**CHALLENGE:** Select and reproduce each line of the listing below that bears the string "number".

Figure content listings

■ ■ ■ ■

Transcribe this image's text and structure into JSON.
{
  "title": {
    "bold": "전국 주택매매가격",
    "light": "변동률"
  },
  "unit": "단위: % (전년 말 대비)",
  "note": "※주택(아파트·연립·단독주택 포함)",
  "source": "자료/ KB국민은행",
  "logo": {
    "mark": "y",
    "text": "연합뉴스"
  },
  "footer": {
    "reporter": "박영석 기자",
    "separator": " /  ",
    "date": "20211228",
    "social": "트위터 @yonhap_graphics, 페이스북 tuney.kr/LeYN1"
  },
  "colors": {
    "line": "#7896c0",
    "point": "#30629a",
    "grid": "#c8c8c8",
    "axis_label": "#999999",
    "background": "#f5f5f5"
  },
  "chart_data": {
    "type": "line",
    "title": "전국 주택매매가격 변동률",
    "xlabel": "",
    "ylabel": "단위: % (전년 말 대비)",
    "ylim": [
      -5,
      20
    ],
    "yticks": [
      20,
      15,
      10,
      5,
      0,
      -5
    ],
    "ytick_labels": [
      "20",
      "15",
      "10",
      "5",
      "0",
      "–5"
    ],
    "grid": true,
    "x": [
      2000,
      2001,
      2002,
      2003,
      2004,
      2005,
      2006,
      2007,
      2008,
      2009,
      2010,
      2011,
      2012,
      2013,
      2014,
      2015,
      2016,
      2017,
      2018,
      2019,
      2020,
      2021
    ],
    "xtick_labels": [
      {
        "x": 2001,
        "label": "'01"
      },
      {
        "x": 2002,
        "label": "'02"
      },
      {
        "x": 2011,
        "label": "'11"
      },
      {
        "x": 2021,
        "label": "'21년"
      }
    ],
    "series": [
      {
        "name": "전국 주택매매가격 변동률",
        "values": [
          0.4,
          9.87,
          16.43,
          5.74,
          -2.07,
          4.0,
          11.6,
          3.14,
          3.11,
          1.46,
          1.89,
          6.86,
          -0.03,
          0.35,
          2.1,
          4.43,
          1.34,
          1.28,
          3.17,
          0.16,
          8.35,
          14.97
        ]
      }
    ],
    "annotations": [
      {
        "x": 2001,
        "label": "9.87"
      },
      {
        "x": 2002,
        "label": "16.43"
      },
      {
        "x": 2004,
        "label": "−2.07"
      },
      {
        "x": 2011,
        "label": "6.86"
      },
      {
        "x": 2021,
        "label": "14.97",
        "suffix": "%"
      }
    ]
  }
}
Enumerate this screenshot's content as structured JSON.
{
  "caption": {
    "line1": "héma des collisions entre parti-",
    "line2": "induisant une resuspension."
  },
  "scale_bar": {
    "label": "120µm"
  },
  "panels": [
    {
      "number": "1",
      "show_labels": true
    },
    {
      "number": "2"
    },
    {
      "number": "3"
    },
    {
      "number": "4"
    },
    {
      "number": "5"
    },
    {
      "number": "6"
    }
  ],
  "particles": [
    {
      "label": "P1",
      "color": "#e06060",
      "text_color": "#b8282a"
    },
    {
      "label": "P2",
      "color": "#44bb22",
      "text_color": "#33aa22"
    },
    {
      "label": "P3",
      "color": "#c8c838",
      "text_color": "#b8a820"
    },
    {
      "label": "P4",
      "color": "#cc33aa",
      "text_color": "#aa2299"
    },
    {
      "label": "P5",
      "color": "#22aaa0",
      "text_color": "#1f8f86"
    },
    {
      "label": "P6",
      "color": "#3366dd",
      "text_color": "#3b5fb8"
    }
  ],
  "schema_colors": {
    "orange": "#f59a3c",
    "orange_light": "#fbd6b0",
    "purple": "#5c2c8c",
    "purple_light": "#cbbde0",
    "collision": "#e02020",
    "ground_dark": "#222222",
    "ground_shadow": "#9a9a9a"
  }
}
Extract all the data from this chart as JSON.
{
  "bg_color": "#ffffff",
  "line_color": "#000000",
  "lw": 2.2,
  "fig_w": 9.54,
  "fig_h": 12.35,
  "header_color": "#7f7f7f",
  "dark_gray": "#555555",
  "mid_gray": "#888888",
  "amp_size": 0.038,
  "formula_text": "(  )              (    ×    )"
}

■ ■ ■ ■

**ANSWER FOR THE TASK:**
      "number": "1",
      "number": "2"
      "number": "3"
      "number": "4"
      "number": "5"
      "number": "6"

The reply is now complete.